**THE EXERCISE**:
Convert each line of the records below into a JSON list of strings, with one string per line. Leave out any blank lines.
>>>>
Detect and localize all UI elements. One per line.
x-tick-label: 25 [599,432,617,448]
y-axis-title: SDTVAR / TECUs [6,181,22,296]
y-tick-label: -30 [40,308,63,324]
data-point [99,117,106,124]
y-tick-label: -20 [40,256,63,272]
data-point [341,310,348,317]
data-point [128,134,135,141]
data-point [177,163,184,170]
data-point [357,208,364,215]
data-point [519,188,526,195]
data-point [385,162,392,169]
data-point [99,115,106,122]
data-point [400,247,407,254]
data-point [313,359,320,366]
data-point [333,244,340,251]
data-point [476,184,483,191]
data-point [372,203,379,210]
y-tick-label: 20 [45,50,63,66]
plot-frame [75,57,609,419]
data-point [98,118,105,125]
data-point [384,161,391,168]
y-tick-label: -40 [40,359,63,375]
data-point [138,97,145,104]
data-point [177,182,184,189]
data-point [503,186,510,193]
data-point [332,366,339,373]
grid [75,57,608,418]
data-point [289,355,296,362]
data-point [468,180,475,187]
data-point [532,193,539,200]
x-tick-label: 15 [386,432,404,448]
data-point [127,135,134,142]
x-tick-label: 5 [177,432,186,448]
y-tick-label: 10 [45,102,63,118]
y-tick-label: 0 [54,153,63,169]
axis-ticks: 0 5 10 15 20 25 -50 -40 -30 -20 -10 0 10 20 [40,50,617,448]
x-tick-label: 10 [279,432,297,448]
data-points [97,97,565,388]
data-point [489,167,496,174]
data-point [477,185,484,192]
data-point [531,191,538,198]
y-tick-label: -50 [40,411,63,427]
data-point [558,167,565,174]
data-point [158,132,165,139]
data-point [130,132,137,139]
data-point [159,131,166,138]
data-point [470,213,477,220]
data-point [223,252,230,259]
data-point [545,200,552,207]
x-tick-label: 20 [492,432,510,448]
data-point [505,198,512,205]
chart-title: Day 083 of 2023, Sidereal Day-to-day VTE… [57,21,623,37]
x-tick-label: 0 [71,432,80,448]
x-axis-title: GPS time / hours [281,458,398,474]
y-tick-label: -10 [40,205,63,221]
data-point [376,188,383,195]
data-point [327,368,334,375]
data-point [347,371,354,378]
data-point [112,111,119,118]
<<<<
**OUTPUT OF THE EXERCISE**:
[
  "Detect and localize all UI elements. One per line.",
  "x-tick-label: 25 [599,432,617,448]",
  "y-axis-title: SDTVAR / TECUs [6,181,22,296]",
  "y-tick-label: -30 [40,308,63,324]",
  "data-point [99,117,106,124]",
  "y-tick-label: -20 [40,256,63,272]",
  "data-point [341,310,348,317]",
  "data-point [128,134,135,141]",
  "data-point [177,163,184,170]",
  "data-point [357,208,364,215]",
  "data-point [519,188,526,195]",
  "data-point [385,162,392,169]",
  "data-point [99,115,106,122]",
  "data-point [400,247,407,254]",
  "data-point [313,359,320,366]",
  "data-point [333,244,340,251]",
  "data-point [476,184,483,191]",
  "data-point [372,203,379,210]",
  "y-tick-label: 20 [45,50,63,66]",
  "plot-frame [75,57,609,419]",
  "data-point [98,118,105,125]",
  "data-point [384,161,391,168]",
  "y-tick-label: -40 [40,359,63,375]",
  "data-point [138,97,145,104]",
  "data-point [177,182,184,189]",
  "data-point [503,186,510,193]",
  "data-point [332,366,339,373]",
  "grid [75,57,608,418]",
  "data-point [289,355,296,362]",
  "data-point [468,180,475,187]",
  "data-point [532,193,539,200]",
  "x-tick-label: 15 [386,432,404,448]",
  "data-point [127,135,134,142]",
  "x-tick-label: 5 [177,432,186,448]",
  "y-tick-label: 10 [45,102,63,118]",
  "y-tick-label: 0 [54,153,63,169]",
  "axis-ticks: 0 5 10 15 20 25 -50 -40 -30 -20 -10 0 10 20 [40,50,617,448]",
  "x-tick-label: 10 [279,432,297,448]",
  "data-points [97,97,565,388]",
  "data-point [489,167,496,174]",
  "data-point [477,185,484,192]",
  "data-point [531,191,538,198]",
  "y-tick-label: -50 [40,411,63,427]",
  "data-point [558,167,565,174]",
  "data-point [158,132,165,139]",
  "data-point [130,132,137,139]",
  "data-point [159,131,166,138]",
  "data-point [470,213,477,220]",
  "data-point [223,252,230,259]",
  "data-point [545,200,552,207]",
  "x-tick-label: 20 [492,432,510,448]",
  "data-point [505,198,512,205]",
  "chart-title: Day 083 of 2023, Sidereal Day-to-day VTE… [57,21,623,37]",
  "x-tick-label: 0 [71,432,80,448]",
  "x-axis-title: GPS time / hours [281,458,398,474]",
  "y-tick-label: -10 [40,205,63,221]",
  "data-point [376,188,383,195]",
  "data-point [327,368,334,375]",
  "data-point [347,371,354,378]",
  "data-point [112,111,119,118]"
]